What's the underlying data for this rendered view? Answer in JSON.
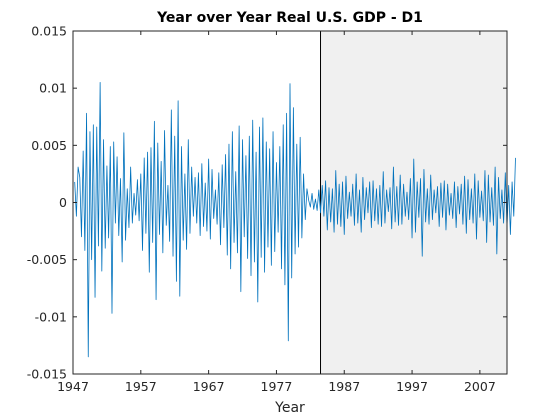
{
  "chart_data": {
    "type": "line",
    "title": "Year over Year Real U.S. GDP - D1",
    "xlabel": "Year",
    "ylabel": "",
    "xlim": [
      1947,
      2011
    ],
    "ylim": [
      -0.015,
      0.015
    ],
    "x_ticks": [
      "1947",
      "1957",
      "1967",
      "1977",
      "1987",
      "1997",
      "2007"
    ],
    "x_tick_values": [
      1947,
      1957,
      1967,
      1977,
      1987,
      1997,
      2007
    ],
    "y_ticks": [
      "0.015",
      "0.01",
      "0.005",
      "0",
      "-0.005",
      "-0.01",
      "-0.015"
    ],
    "y_tick_values": [
      0.015,
      0.01,
      0.005,
      0,
      -0.005,
      -0.01,
      -0.015
    ],
    "grid": false,
    "legend": "none",
    "shaded_region": {
      "x_start": 1983.5,
      "x_end": 2011,
      "color": "#f0f0f0"
    },
    "series": [
      {
        "color": "#0072bd",
        "x_start": 1947.25,
        "x_step": 0.25,
        "values": [
          0.0018,
          -0.0012,
          0.0031,
          0.0022,
          -0.003,
          0.0045,
          -0.0042,
          0.0078,
          -0.0135,
          0.0062,
          -0.005,
          0.0068,
          -0.0083,
          0.0066,
          -0.0038,
          0.0105,
          -0.006,
          0.0055,
          -0.004,
          0.0032,
          -0.0031,
          0.0049,
          -0.0097,
          0.0053,
          -0.0018,
          0.004,
          -0.0029,
          0.0021,
          -0.0052,
          0.0061,
          -0.0033,
          0.0012,
          -0.0022,
          0.0031,
          -0.0018,
          0.0008,
          -0.0011,
          0.002,
          -0.0016,
          0.0025,
          -0.0042,
          0.0039,
          -0.0027,
          0.0044,
          -0.0061,
          0.0048,
          -0.0035,
          0.0071,
          -0.0085,
          0.0052,
          -0.0028,
          0.0036,
          -0.0044,
          0.0063,
          -0.002,
          0.0015,
          -0.0034,
          0.0081,
          -0.0047,
          0.0058,
          -0.0069,
          0.0089,
          -0.0082,
          0.0049,
          -0.0033,
          0.0025,
          -0.0041,
          0.0055,
          -0.0027,
          0.0031,
          -0.0012,
          0.0022,
          -0.0018,
          0.0026,
          -0.0029,
          0.0034,
          -0.0021,
          0.0017,
          -0.0025,
          0.0038,
          -0.0032,
          0.0029,
          -0.0014,
          0.0011,
          -0.0019,
          0.0026,
          -0.0037,
          0.0033,
          -0.0022,
          0.0042,
          -0.0046,
          0.0051,
          -0.0058,
          0.0062,
          -0.0035,
          0.0027,
          -0.0044,
          0.0067,
          -0.0078,
          0.0055,
          -0.003,
          0.0041,
          -0.0049,
          0.0058,
          -0.0064,
          0.0072,
          -0.0052,
          0.0044,
          -0.0087,
          0.0066,
          -0.0048,
          0.0074,
          -0.0061,
          0.0053,
          -0.0039,
          0.0047,
          -0.0055,
          0.0062,
          -0.0043,
          0.0035,
          -0.0026,
          0.0049,
          -0.0058,
          0.0068,
          -0.0072,
          0.0078,
          -0.0121,
          0.0104,
          -0.0066,
          0.0083,
          -0.0045,
          0.0051,
          -0.0039,
          0.0057,
          -0.0031,
          0.0025,
          -0.0015,
          0.0012,
          0.0002,
          -0.0004,
          0.0008,
          -0.0006,
          0.0003,
          -0.0007,
          0.0011,
          -0.0009,
          0.0015,
          -0.0012,
          0.0019,
          -0.0024,
          0.0013,
          -0.0017,
          0.0012,
          -0.0026,
          0.0028,
          -0.0019,
          0.0016,
          -0.0021,
          0.0018,
          -0.0028,
          0.0023,
          -0.0014,
          0.0009,
          -0.0012,
          0.0016,
          -0.002,
          0.0025,
          -0.0018,
          0.0011,
          -0.0026,
          0.0022,
          -0.0015,
          0.0013,
          -0.0009,
          0.0018,
          -0.0022,
          0.0019,
          -0.0016,
          0.0012,
          -0.0019,
          0.0015,
          -0.0021,
          0.0027,
          -0.0018,
          0.0011,
          -0.0008,
          0.0013,
          -0.0023,
          0.0031,
          -0.0017,
          0.0014,
          -0.002,
          0.0024,
          -0.0019,
          0.0016,
          -0.0012,
          0.0009,
          -0.0015,
          0.0021,
          -0.0031,
          0.0038,
          -0.0026,
          0.0018,
          -0.0013,
          0.0021,
          -0.0047,
          0.0029,
          -0.0017,
          0.0012,
          -0.0019,
          0.0024,
          -0.0015,
          0.0011,
          -0.0009,
          0.0014,
          -0.0021,
          0.0017,
          -0.0013,
          0.0019,
          -0.0024,
          0.0016,
          -0.0011,
          0.0008,
          -0.0014,
          0.0018,
          -0.0022,
          0.0014,
          -0.001,
          0.0016,
          -0.0019,
          0.0023,
          -0.0027,
          0.002,
          -0.0015,
          0.0012,
          -0.0018,
          0.0025,
          -0.0032,
          0.0019,
          -0.0013,
          0.001,
          -0.0016,
          0.0028,
          -0.0035,
          0.0024,
          -0.0017,
          0.0013,
          -0.002,
          0.0031,
          -0.0045,
          0.0022,
          -0.0014,
          0.0011,
          -0.0018,
          0.0026,
          -0.0021,
          0.0015,
          -0.0028,
          0.0018,
          -0.0012,
          0.0039
        ]
      }
    ]
  }
}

---

* Exercise goal: Your task is to reproduce all of the material exactly. The pictures stay out.

* Finished answer:
What's the underlying data for this rendered view? Answer in JSON.
{
  "chart_data": {
    "type": "line",
    "title": "Year over Year Real U.S. GDP - D1",
    "xlabel": "Year",
    "ylabel": "",
    "xlim": [
      1947,
      2011
    ],
    "ylim": [
      -0.015,
      0.015
    ],
    "x_ticks": [
      "1947",
      "1957",
      "1967",
      "1977",
      "1987",
      "1997",
      "2007"
    ],
    "x_tick_values": [
      1947,
      1957,
      1967,
      1977,
      1987,
      1997,
      2007
    ],
    "y_ticks": [
      "0.015",
      "0.01",
      "0.005",
      "0",
      "-0.005",
      "-0.01",
      "-0.015"
    ],
    "y_tick_values": [
      0.015,
      0.01,
      0.005,
      0,
      -0.005,
      -0.01,
      -0.015
    ],
    "grid": false,
    "legend": "none",
    "shaded_region": {
      "x_start": 1983.5,
      "x_end": 2011,
      "color": "#f0f0f0"
    },
    "series": [
      {
        "color": "#0072bd",
        "x_start": 1947.25,
        "x_step": 0.25,
        "values": [
          0.0018,
          -0.0012,
          0.0031,
          0.0022,
          -0.003,
          0.0045,
          -0.0042,
          0.0078,
          -0.0135,
          0.0062,
          -0.005,
          0.0068,
          -0.0083,
          0.0066,
          -0.0038,
          0.0105,
          -0.006,
          0.0055,
          -0.004,
          0.0032,
          -0.0031,
          0.0049,
          -0.0097,
          0.0053,
          -0.0018,
          0.004,
          -0.0029,
          0.0021,
          -0.0052,
          0.0061,
          -0.0033,
          0.0012,
          -0.0022,
          0.0031,
          -0.0018,
          0.0008,
          -0.0011,
          0.002,
          -0.0016,
          0.0025,
          -0.0042,
          0.0039,
          -0.0027,
          0.0044,
          -0.0061,
          0.0048,
          -0.0035,
          0.0071,
          -0.0085,
          0.0052,
          -0.0028,
          0.0036,
          -0.0044,
          0.0063,
          -0.002,
          0.0015,
          -0.0034,
          0.0081,
          -0.0047,
          0.0058,
          -0.0069,
          0.0089,
          -0.0082,
          0.0049,
          -0.0033,
          0.0025,
          -0.0041,
          0.0055,
          -0.0027,
          0.0031,
          -0.0012,
          0.0022,
          -0.0018,
          0.0026,
          -0.0029,
          0.0034,
          -0.0021,
          0.0017,
          -0.0025,
          0.0038,
          -0.0032,
          0.0029,
          -0.0014,
          0.0011,
          -0.0019,
          0.0026,
          -0.0037,
          0.0033,
          -0.0022,
          0.0042,
          -0.0046,
          0.0051,
          -0.0058,
          0.0062,
          -0.0035,
          0.0027,
          -0.0044,
          0.0067,
          -0.0078,
          0.0055,
          -0.003,
          0.0041,
          -0.0049,
          0.0058,
          -0.0064,
          0.0072,
          -0.0052,
          0.0044,
          -0.0087,
          0.0066,
          -0.0048,
          0.0074,
          -0.0061,
          0.0053,
          -0.0039,
          0.0047,
          -0.0055,
          0.0062,
          -0.0043,
          0.0035,
          -0.0026,
          0.0049,
          -0.0058,
          0.0068,
          -0.0072,
          0.0078,
          -0.0121,
          0.0104,
          -0.0066,
          0.0083,
          -0.0045,
          0.0051,
          -0.0039,
          0.0057,
          -0.0031,
          0.0025,
          -0.0015,
          0.0012,
          0.0002,
          -0.0004,
          0.0008,
          -0.0006,
          0.0003,
          -0.0007,
          0.0011,
          -0.0009,
          0.0015,
          -0.0012,
          0.0019,
          -0.0024,
          0.0013,
          -0.0017,
          0.0012,
          -0.0026,
          0.0028,
          -0.0019,
          0.0016,
          -0.0021,
          0.0018,
          -0.0028,
          0.0023,
          -0.0014,
          0.0009,
          -0.0012,
          0.0016,
          -0.002,
          0.0025,
          -0.0018,
          0.0011,
          -0.0026,
          0.0022,
          -0.0015,
          0.0013,
          -0.0009,
          0.0018,
          -0.0022,
          0.0019,
          -0.0016,
          0.0012,
          -0.0019,
          0.0015,
          -0.0021,
          0.0027,
          -0.0018,
          0.0011,
          -0.0008,
          0.0013,
          -0.0023,
          0.0031,
          -0.0017,
          0.0014,
          -0.002,
          0.0024,
          -0.0019,
          0.0016,
          -0.0012,
          0.0009,
          -0.0015,
          0.0021,
          -0.0031,
          0.0038,
          -0.0026,
          0.0018,
          -0.0013,
          0.0021,
          -0.0047,
          0.0029,
          -0.0017,
          0.0012,
          -0.0019,
          0.0024,
          -0.0015,
          0.0011,
          -0.0009,
          0.0014,
          -0.0021,
          0.0017,
          -0.0013,
          0.0019,
          -0.0024,
          0.0016,
          -0.0011,
          0.0008,
          -0.0014,
          0.0018,
          -0.0022,
          0.0014,
          -0.001,
          0.0016,
          -0.0019,
          0.0023,
          -0.0027,
          0.002,
          -0.0015,
          0.0012,
          -0.0018,
          0.0025,
          -0.0032,
          0.0019,
          -0.0013,
          0.001,
          -0.0016,
          0.0028,
          -0.0035,
          0.0024,
          -0.0017,
          0.0013,
          -0.002,
          0.0031,
          -0.0045,
          0.0022,
          -0.0014,
          0.0011,
          -0.0018,
          0.0026,
          -0.0021,
          0.0015,
          -0.0028,
          0.0018,
          -0.0012,
          0.0039
        ]
      }
    ]
  }
}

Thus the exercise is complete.